** START Records **

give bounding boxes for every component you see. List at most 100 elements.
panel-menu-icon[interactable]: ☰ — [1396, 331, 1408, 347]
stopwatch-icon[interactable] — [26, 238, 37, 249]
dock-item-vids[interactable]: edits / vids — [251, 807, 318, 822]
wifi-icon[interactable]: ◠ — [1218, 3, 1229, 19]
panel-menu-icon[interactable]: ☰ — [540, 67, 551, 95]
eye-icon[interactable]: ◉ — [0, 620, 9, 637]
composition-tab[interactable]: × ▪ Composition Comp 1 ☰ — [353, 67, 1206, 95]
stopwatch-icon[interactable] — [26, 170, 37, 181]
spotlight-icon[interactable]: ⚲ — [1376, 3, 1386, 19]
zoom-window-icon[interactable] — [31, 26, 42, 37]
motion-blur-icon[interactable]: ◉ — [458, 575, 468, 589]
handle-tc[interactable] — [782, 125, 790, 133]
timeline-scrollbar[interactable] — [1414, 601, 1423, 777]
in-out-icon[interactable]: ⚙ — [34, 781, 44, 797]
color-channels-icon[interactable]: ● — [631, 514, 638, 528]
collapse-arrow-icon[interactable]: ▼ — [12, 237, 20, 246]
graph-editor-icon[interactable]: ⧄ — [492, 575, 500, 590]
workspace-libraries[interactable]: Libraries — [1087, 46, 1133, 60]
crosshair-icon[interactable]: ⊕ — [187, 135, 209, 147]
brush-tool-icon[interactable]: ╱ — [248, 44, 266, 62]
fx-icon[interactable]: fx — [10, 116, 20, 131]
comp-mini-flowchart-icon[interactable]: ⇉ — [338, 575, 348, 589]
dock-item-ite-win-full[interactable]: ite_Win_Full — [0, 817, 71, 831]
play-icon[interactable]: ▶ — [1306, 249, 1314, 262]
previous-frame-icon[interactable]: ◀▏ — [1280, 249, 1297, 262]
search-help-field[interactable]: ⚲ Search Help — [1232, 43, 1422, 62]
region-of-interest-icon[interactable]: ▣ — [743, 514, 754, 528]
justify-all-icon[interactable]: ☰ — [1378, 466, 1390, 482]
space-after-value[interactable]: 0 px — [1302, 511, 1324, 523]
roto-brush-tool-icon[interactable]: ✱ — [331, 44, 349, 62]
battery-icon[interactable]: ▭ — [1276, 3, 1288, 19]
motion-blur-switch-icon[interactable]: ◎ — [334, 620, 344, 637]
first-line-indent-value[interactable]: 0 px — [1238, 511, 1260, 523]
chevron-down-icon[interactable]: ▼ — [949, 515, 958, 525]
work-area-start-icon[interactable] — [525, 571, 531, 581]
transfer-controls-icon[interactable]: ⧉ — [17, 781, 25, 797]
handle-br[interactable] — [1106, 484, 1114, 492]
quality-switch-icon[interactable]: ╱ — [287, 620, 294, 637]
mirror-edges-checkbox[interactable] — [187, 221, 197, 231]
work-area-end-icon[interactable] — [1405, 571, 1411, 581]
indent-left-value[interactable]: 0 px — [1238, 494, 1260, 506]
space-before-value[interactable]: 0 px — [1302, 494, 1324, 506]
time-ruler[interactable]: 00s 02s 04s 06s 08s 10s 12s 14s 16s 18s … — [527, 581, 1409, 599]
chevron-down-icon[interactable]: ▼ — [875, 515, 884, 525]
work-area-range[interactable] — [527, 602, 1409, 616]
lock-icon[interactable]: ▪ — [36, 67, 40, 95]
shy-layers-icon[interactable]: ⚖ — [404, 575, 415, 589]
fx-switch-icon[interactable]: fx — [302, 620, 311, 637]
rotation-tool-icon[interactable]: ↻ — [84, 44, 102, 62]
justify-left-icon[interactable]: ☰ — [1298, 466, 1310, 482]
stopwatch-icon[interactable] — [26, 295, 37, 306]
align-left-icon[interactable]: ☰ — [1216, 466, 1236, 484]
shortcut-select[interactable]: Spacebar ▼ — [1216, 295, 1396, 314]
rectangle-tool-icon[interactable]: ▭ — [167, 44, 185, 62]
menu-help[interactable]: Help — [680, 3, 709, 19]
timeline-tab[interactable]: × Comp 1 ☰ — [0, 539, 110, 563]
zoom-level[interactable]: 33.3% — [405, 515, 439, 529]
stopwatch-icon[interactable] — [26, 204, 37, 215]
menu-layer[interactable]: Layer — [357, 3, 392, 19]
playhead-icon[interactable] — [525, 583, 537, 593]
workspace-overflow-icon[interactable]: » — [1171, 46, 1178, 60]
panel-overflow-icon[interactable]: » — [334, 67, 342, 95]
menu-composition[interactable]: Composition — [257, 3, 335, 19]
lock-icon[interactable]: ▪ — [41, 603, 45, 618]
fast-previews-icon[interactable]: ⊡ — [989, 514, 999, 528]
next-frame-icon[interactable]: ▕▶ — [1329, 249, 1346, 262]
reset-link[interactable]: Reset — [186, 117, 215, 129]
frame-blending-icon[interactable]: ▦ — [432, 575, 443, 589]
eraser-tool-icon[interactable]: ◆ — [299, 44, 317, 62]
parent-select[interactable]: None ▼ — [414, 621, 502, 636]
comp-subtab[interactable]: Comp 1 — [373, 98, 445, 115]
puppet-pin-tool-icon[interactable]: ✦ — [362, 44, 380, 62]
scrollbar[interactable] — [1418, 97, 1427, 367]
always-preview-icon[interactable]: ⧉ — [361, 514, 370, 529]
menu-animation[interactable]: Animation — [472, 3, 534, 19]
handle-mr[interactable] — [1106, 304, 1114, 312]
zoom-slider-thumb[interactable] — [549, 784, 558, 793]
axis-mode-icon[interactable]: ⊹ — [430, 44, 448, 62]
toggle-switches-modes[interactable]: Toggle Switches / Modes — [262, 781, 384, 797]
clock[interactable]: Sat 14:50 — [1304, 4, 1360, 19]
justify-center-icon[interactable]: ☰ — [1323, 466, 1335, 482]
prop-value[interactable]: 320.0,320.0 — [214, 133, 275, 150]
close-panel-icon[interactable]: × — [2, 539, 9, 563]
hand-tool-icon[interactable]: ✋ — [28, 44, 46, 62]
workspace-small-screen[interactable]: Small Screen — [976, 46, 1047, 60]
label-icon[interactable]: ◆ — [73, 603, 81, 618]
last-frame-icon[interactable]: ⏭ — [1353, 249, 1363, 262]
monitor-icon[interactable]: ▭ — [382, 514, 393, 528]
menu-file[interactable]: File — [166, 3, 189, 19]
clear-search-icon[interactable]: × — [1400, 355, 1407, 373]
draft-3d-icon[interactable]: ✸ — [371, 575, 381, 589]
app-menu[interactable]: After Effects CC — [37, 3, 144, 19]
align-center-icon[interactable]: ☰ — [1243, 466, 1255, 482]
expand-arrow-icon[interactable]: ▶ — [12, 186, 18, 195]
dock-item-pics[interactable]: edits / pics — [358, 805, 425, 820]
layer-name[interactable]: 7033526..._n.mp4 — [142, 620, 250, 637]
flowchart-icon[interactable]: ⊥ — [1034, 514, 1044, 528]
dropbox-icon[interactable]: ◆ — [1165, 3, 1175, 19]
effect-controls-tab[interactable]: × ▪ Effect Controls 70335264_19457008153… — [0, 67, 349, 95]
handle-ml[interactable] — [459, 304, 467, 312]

** END Records **

Copy out the data word for word, from the first line through the line that contains "dock-item-ite-win-full[interactable]: ite_Win_Full —", including both ends.

give bounding boxes for every component you see. List at most 100 elements.
panel-menu-icon[interactable]: ☰ — [1396, 331, 1408, 347]
stopwatch-icon[interactable] — [26, 238, 37, 249]
dock-item-vids[interactable]: edits / vids — [251, 807, 318, 822]
wifi-icon[interactable]: ◠ — [1218, 3, 1229, 19]
panel-menu-icon[interactable]: ☰ — [540, 67, 551, 95]
eye-icon[interactable]: ◉ — [0, 620, 9, 637]
composition-tab[interactable]: × ▪ Composition Comp 1 ☰ — [353, 67, 1206, 95]
stopwatch-icon[interactable] — [26, 170, 37, 181]
spotlight-icon[interactable]: ⚲ — [1376, 3, 1386, 19]
zoom-window-icon[interactable] — [31, 26, 42, 37]
motion-blur-icon[interactable]: ◉ — [458, 575, 468, 589]
handle-tc[interactable] — [782, 125, 790, 133]
timeline-scrollbar[interactable] — [1414, 601, 1423, 777]
in-out-icon[interactable]: ⚙ — [34, 781, 44, 797]
color-channels-icon[interactable]: ● — [631, 514, 638, 528]
collapse-arrow-icon[interactable]: ▼ — [12, 237, 20, 246]
graph-editor-icon[interactable]: ⧄ — [492, 575, 500, 590]
workspace-libraries[interactable]: Libraries — [1087, 46, 1133, 60]
crosshair-icon[interactable]: ⊕ — [187, 135, 209, 147]
brush-tool-icon[interactable]: ╱ — [248, 44, 266, 62]
fx-icon[interactable]: fx — [10, 116, 20, 131]
comp-mini-flowchart-icon[interactable]: ⇉ — [338, 575, 348, 589]
dock-item-ite-win-full[interactable]: ite_Win_Full — [0, 817, 71, 831]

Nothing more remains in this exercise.